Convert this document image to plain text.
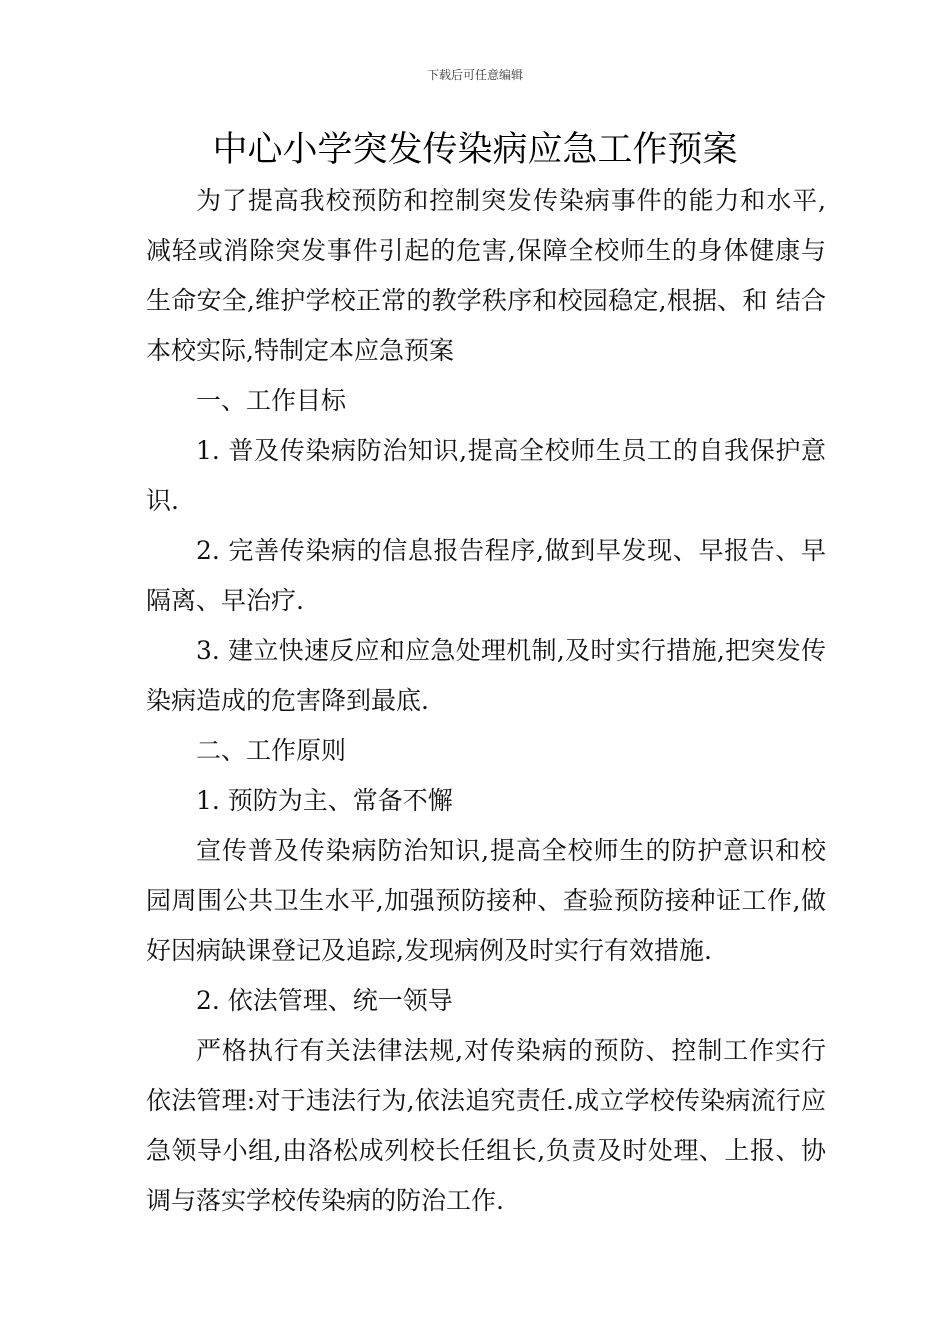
下载后可任意编辑
中心小学突发传染病应急工作预案

为了提高我校预防和控制突发传染病事件的能力和水平,减轻或消除突发事件引起的危害,保障全校师生的身体健康与生命安全,维护学校正常的教学秩序和校园稳定,根据、和 结合本校实际,特制定本应急预案

一、工作目标

1. 普及传染病防治知识,提高全校师生员工的自我保护意识.

2. 完善传染病的信息报告程序,做到早发现、早报告、早隔离、早治疗.

3. 建立快速反应和应急处理机制,及时实行措施,把突发传染病造成的危害降到最底.

二、工作原则

1. 预防为主、常备不懈

宣传普及传染病防治知识,提高全校师生的防护意识和校园周围公共卫生水平,加强预防接种、查验预防接种证工作,做好因病缺课登记及追踪,发现病例及时实行有效措施.

2. 依法管理、统一领导

严格执行有关法律法规,对传染病的预防、控制工作实行依法管理:对于违法行为,依法追究责任.成立学校传染病流行应急领导小组,由洛松成列校长任组长,负责及时处理、上报、协调与落实学校传染病的防治工作.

- - - - -

WHAT YOU ARE ASKED TO DO.
Transcribe the entries above verbatim, omitting their pictures.

CORRECT RESULT.
Convert this document image to plain text.
下载后可任意编辑
中心小学突发传染病应急工作预案

为了提高我校预防和控制突发传染病事件的能力和水平,减轻或消除突发事件引起的危害,保障全校师生的身体健康与生命安全,维护学校正常的教学秩序和校园稳定,根据、和 结合本校实际,特制定本应急预案

一、工作目标

1. 普及传染病防治知识,提高全校师生员工的自我保护意识.

2. 完善传染病的信息报告程序,做到早发现、早报告、早隔离、早治疗.

3. 建立快速反应和应急处理机制,及时实行措施,把突发传染病造成的危害降到最底.

二、工作原则

1. 预防为主、常备不懈

宣传普及传染病防治知识,提高全校师生的防护意识和校园周围公共卫生水平,加强预防接种、查验预防接种证工作,做好因病缺课登记及追踪,发现病例及时实行有效措施.

2. 依法管理、统一领导

严格执行有关法律法规,对传染病的预防、控制工作实行依法管理:对于违法行为,依法追究责任.成立学校传染病流行应急领导小组,由洛松成列校长任组长,负责及时处理、上报、协调与落实学校传染病的防治工作.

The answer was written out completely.